-- begin --

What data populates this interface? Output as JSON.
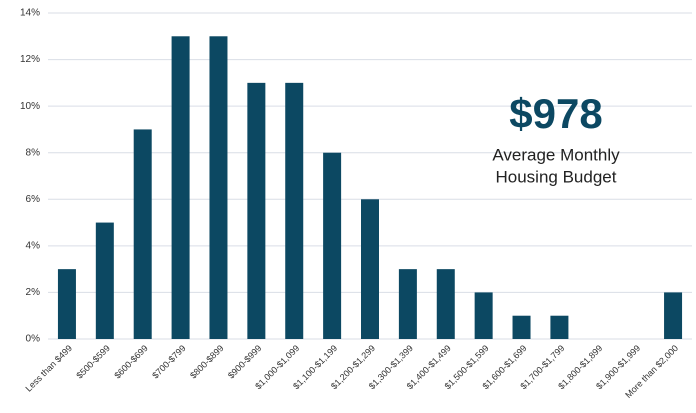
{
  "chart_data": {
    "type": "bar",
    "categories": [
      "Less than $499",
      "$500-$599",
      "$600-$699",
      "$700-$799",
      "$800-$899",
      "$900-$999",
      "$1,000-$1,099",
      "$1,100-$1,199",
      "$1,200-$1,299",
      "$1,300-$1,399",
      "$1,400-$1,499",
      "$1,500-$1,599",
      "$1,600-$1,699",
      "$1,700-$1,799",
      "$1,800-$1,899",
      "$1,900-$1,999",
      "More than $2,000"
    ],
    "values": [
      3,
      5,
      9,
      13,
      13,
      11,
      11,
      8,
      6,
      3,
      3,
      2,
      1,
      1,
      0,
      0,
      2
    ],
    "color": "#0c4862",
    "ylim": [
      0,
      14
    ],
    "yticks": [
      {
        "value": 0,
        "label": "0%"
      },
      {
        "value": 2,
        "label": "2%"
      },
      {
        "value": 4,
        "label": "4%"
      },
      {
        "value": 6,
        "label": "6%"
      },
      {
        "value": 8,
        "label": "8%"
      },
      {
        "value": 10,
        "label": "10%"
      },
      {
        "value": 12,
        "label": "12%"
      },
      {
        "value": 14,
        "label": "14%"
      }
    ],
    "grid": true,
    "annotation": {
      "headline": "$978",
      "lines": [
        "Average Monthly",
        "Housing Budget"
      ]
    }
  }
}
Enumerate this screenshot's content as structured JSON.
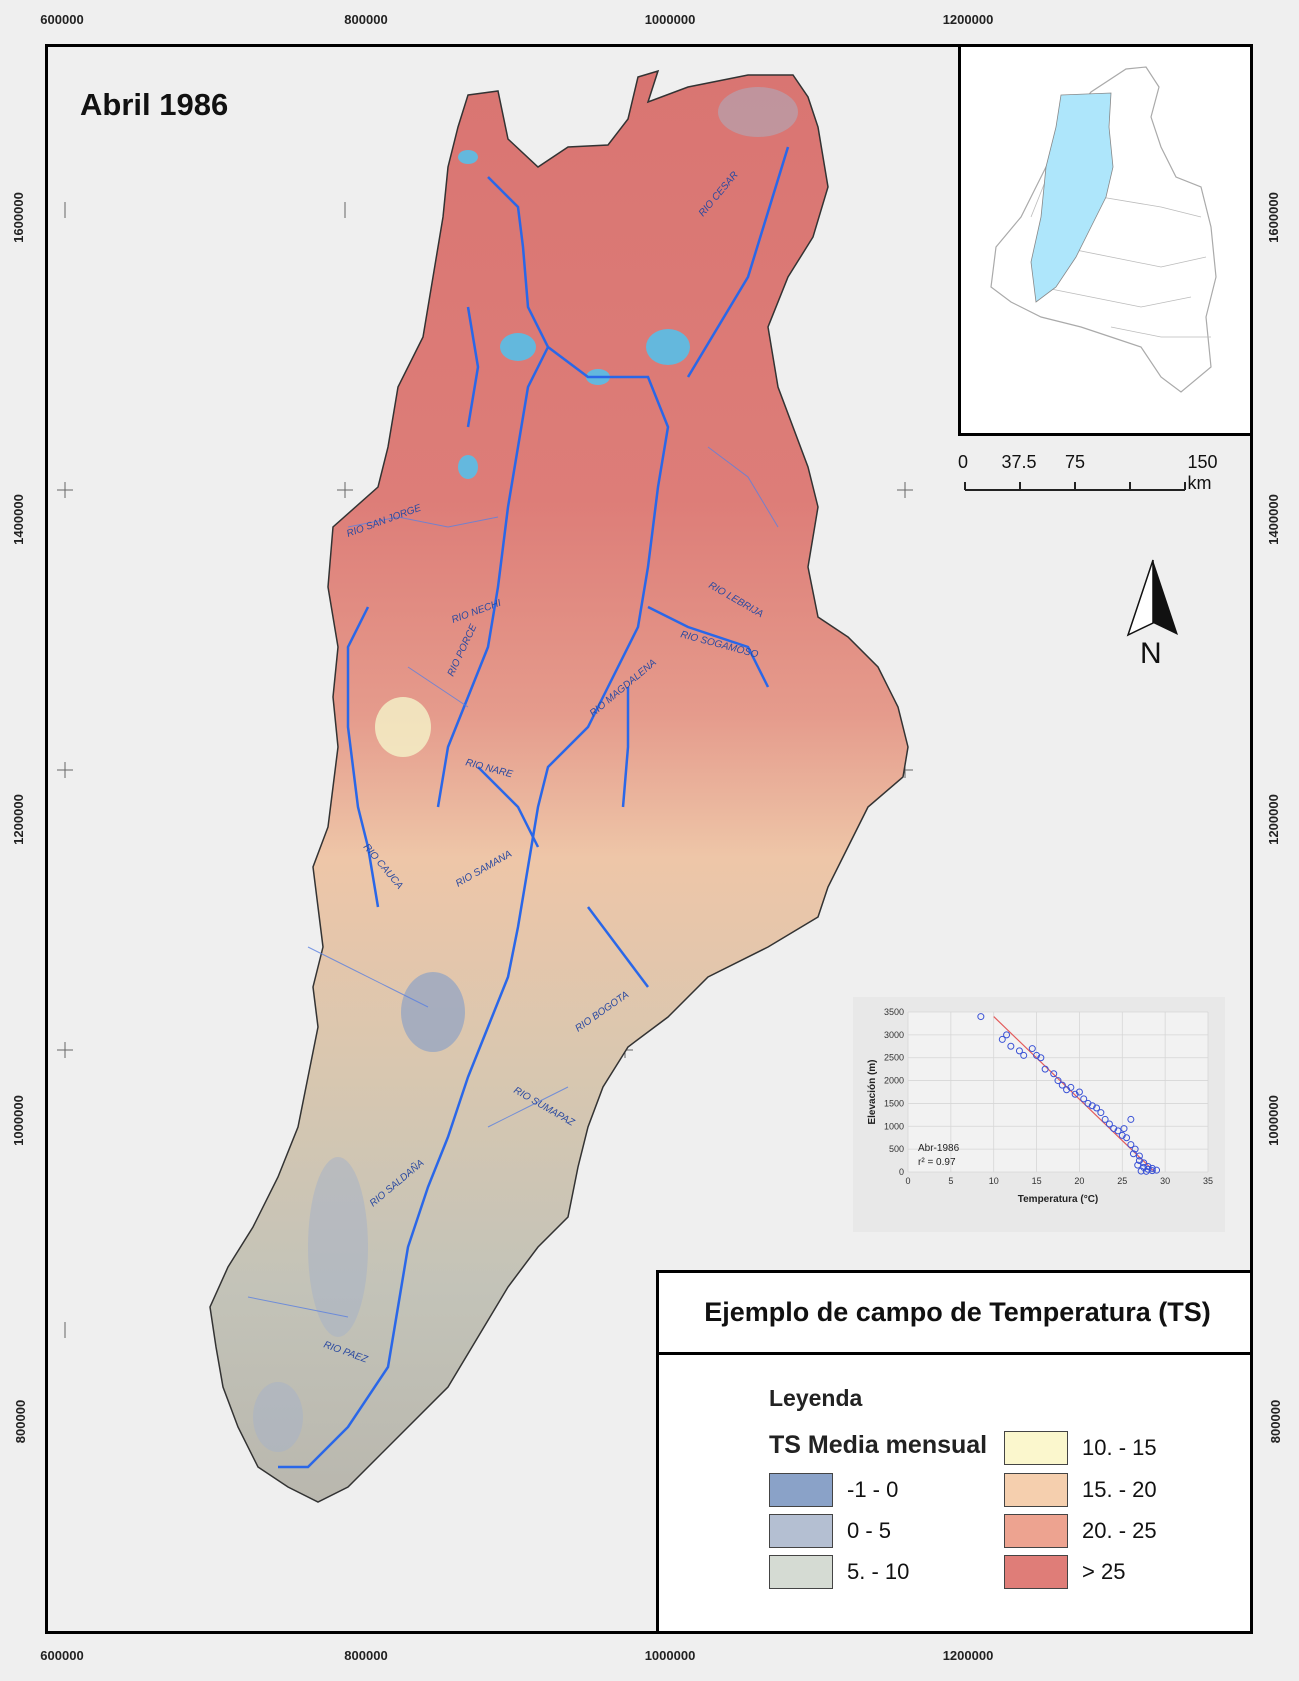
{
  "map_title": "Abril 1986",
  "coords": {
    "x_ticks": [
      "600000",
      "800000",
      "1000000",
      "1200000"
    ],
    "y_ticks": [
      "1600000",
      "1400000",
      "1200000",
      "1000000",
      "800000"
    ]
  },
  "scale": {
    "labels": [
      "0",
      "37.5",
      "75",
      "150 km"
    ]
  },
  "north_label": "N",
  "rivers": [
    "RIO CESAR",
    "RIO SAN JORGE",
    "RIO NECHI",
    "RIO PORCE",
    "RIO LEBRIJA",
    "RIO SOGAMOSO",
    "RIO MAGDALENA",
    "RIO NARE",
    "RIO CAUCA",
    "RIO SAMANA",
    "RIO BOGOTA",
    "RIO SUMAPAZ",
    "RIO SALDAÑA",
    "RIO PAEZ"
  ],
  "legend": {
    "title": "Ejemplo de campo de Temperatura (TS)",
    "heading": "Leyenda",
    "subheading": "TS Media mensual",
    "classes": [
      {
        "label": "-1 - 0",
        "color": "#8aa2c8"
      },
      {
        "label": "0 - 5",
        "color": "#b4bfd2"
      },
      {
        "label": "5. - 10",
        "color": "#d5dbd3"
      },
      {
        "label": "10. - 15",
        "color": "#fbf7cd"
      },
      {
        "label": "15. - 20",
        "color": "#f5cfae"
      },
      {
        "label": "20. - 25",
        "color": "#eda390"
      },
      {
        "label": "> 25",
        "color": "#df7d78"
      }
    ]
  },
  "chart_data": {
    "type": "scatter",
    "xlabel": "Temperatura (°C)",
    "ylabel": "Elevación (m)",
    "xlim": [
      0,
      35
    ],
    "ylim": [
      0,
      3500
    ],
    "x_ticks": [
      "0",
      "5",
      "10",
      "15",
      "20",
      "25",
      "30",
      "35"
    ],
    "y_ticks": [
      "0",
      "500",
      "1000",
      "1500",
      "2000",
      "2500",
      "3000",
      "3500"
    ],
    "annotation": [
      "Abr-1986",
      "r² = 0.97"
    ],
    "points": [
      [
        8.5,
        3400
      ],
      [
        11,
        2900
      ],
      [
        11.5,
        3000
      ],
      [
        12,
        2750
      ],
      [
        13,
        2650
      ],
      [
        13.5,
        2550
      ],
      [
        14.5,
        2700
      ],
      [
        15,
        2550
      ],
      [
        15.5,
        2500
      ],
      [
        16,
        2250
      ],
      [
        17,
        2150
      ],
      [
        17.5,
        2000
      ],
      [
        18,
        1900
      ],
      [
        18.5,
        1800
      ],
      [
        19,
        1850
      ],
      [
        19.5,
        1700
      ],
      [
        20,
        1750
      ],
      [
        20.5,
        1600
      ],
      [
        21,
        1500
      ],
      [
        21.5,
        1450
      ],
      [
        22,
        1400
      ],
      [
        22.5,
        1300
      ],
      [
        23,
        1150
      ],
      [
        23.5,
        1050
      ],
      [
        24,
        950
      ],
      [
        24.5,
        900
      ],
      [
        25,
        800
      ],
      [
        25.5,
        750
      ],
      [
        26,
        600
      ],
      [
        26,
        1150
      ],
      [
        26.5,
        500
      ],
      [
        27,
        350
      ],
      [
        27,
        250
      ],
      [
        27.5,
        200
      ],
      [
        27.5,
        100
      ],
      [
        28,
        120
      ],
      [
        28,
        60
      ],
      [
        28.5,
        80
      ],
      [
        28.5,
        30
      ],
      [
        29,
        40
      ],
      [
        27.2,
        20
      ],
      [
        27.8,
        15
      ],
      [
        26.8,
        150
      ],
      [
        26.3,
        400
      ],
      [
        25.2,
        950
      ]
    ],
    "fit": [
      [
        10,
        3400
      ],
      [
        28.8,
        0
      ]
    ],
    "colors": {
      "points": "#3a52d6",
      "fit": "#e35b5b"
    }
  }
}
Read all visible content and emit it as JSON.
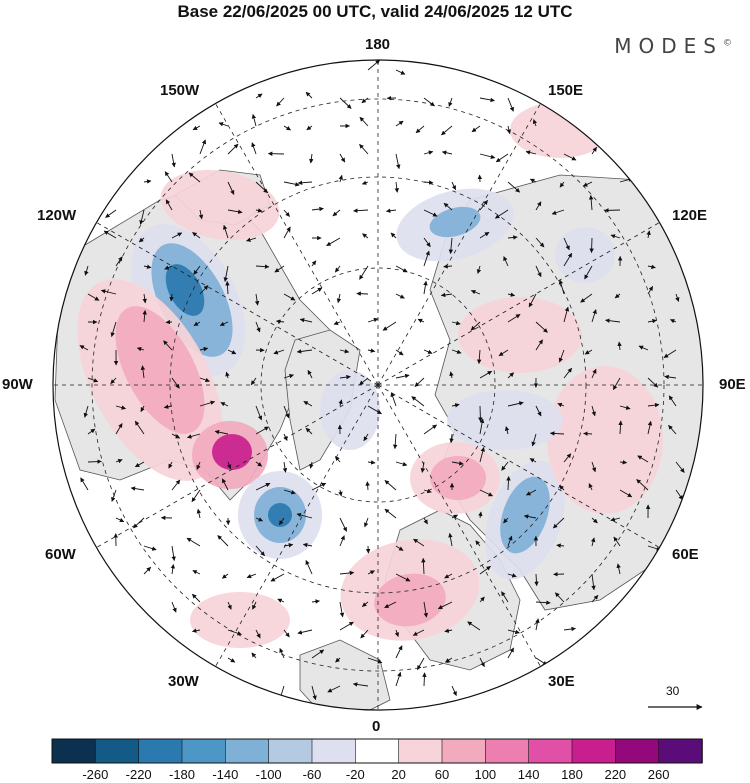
{
  "header": {
    "title": "Base 22/06/2025 00 UTC, valid 24/06/2025 12 UTC",
    "brand": "MODES",
    "brand_mark": "©"
  },
  "map": {
    "projection": "north-polar-stereographic",
    "ocean_color": "#ffffff",
    "land_color": "#e6e6e6",
    "coastline_color": "#555555",
    "grid_style": "dashed"
  },
  "longitude_labels": {
    "lon_180": "180",
    "lon_150E": "150E",
    "lon_120E": "120E",
    "lon_90E": "90E",
    "lon_60E": "60E",
    "lon_30E": "30E",
    "lon_0": "0",
    "lon_30W": "30W",
    "lon_60W": "60W",
    "lon_90W": "90W",
    "lon_120W": "120W",
    "lon_150W": "150W"
  },
  "reference_vector": {
    "label": "30"
  },
  "colorbar": {
    "ticks": [
      "-260",
      "-220",
      "-180",
      "-140",
      "-100",
      "-60",
      "-20",
      "20",
      "60",
      "100",
      "140",
      "180",
      "220",
      "260"
    ],
    "colors": [
      "#0c3050",
      "#145a87",
      "#2a7ab0",
      "#4c97c6",
      "#7fb0d6",
      "#b4cae2",
      "#dedfef",
      "#ffffff",
      "#f7d4d9",
      "#f2aabf",
      "#ec7fb0",
      "#e050a6",
      "#c91f8e",
      "#93087a",
      "#5a0d78"
    ]
  },
  "anomaly_colors": {
    "neg_strong": "#2a7ab0",
    "neg_mid": "#7fb0d6",
    "neg_weak": "#dedfef",
    "pos_weak": "#f7d4d9",
    "pos_mid": "#f2aabf",
    "pos_strong": "#c91f8e"
  }
}
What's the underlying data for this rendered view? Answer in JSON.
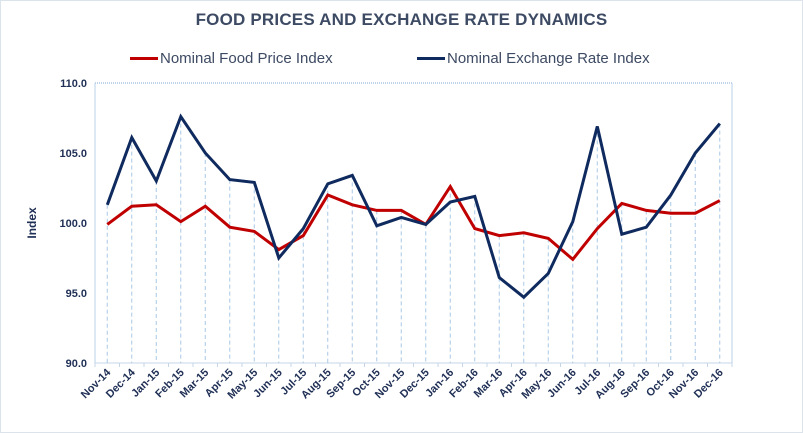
{
  "chart_data": {
    "type": "line",
    "title": "FOOD PRICES AND  EXCHANGE RATE DYNAMICS",
    "xlabel": "",
    "ylabel": "Index",
    "ylim": [
      90,
      110
    ],
    "yticks": [
      "90.0",
      "95.0",
      "100.0",
      "105.0",
      "110.0"
    ],
    "ytick_values": [
      90,
      95,
      100,
      105,
      110
    ],
    "grid": false,
    "legend_position": "top",
    "categories": [
      "Nov-14",
      "Dec-14",
      "Jan-15",
      "Feb-15",
      "Mar-15",
      "Apr-15",
      "May-15",
      "Jun-15",
      "Jul-15",
      "Aug-15",
      "Sep-15",
      "Oct-15",
      "Nov-15",
      "Dec-15",
      "Jan-16",
      "Feb-16",
      "Mar-16",
      "Apr-16",
      "May-16",
      "Jun-16",
      "Jul-16",
      "Aug-16",
      "Sep-16",
      "Oct-16",
      "Nov-16",
      "Dec-16"
    ],
    "series": [
      {
        "name": "Nominal Food Price Index",
        "color": "#c00000",
        "values": [
          99.9,
          101.2,
          101.3,
          100.1,
          101.2,
          99.7,
          99.4,
          98.1,
          99.1,
          102.0,
          101.3,
          100.9,
          100.9,
          99.9,
          102.6,
          99.6,
          99.1,
          99.3,
          98.9,
          97.4,
          99.6,
          101.4,
          100.9,
          100.7,
          100.7,
          101.6
        ]
      },
      {
        "name": "Nominal Exchange Rate Index",
        "color": "#0f2a5e",
        "values": [
          101.3,
          106.1,
          103.0,
          107.6,
          105.0,
          103.1,
          102.9,
          97.5,
          99.6,
          102.8,
          103.4,
          99.8,
          100.4,
          99.9,
          101.5,
          101.9,
          96.1,
          94.7,
          96.4,
          100.1,
          106.9,
          99.2,
          99.7,
          102.0,
          105.0,
          107.1
        ]
      }
    ]
  }
}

-- end --

Requirements — Find the word "content" in the data and show each line that holds it.

Exercise answer —
Enumerate this screenshot's content as structured JSON.
Read all visible content and emit it as JSON.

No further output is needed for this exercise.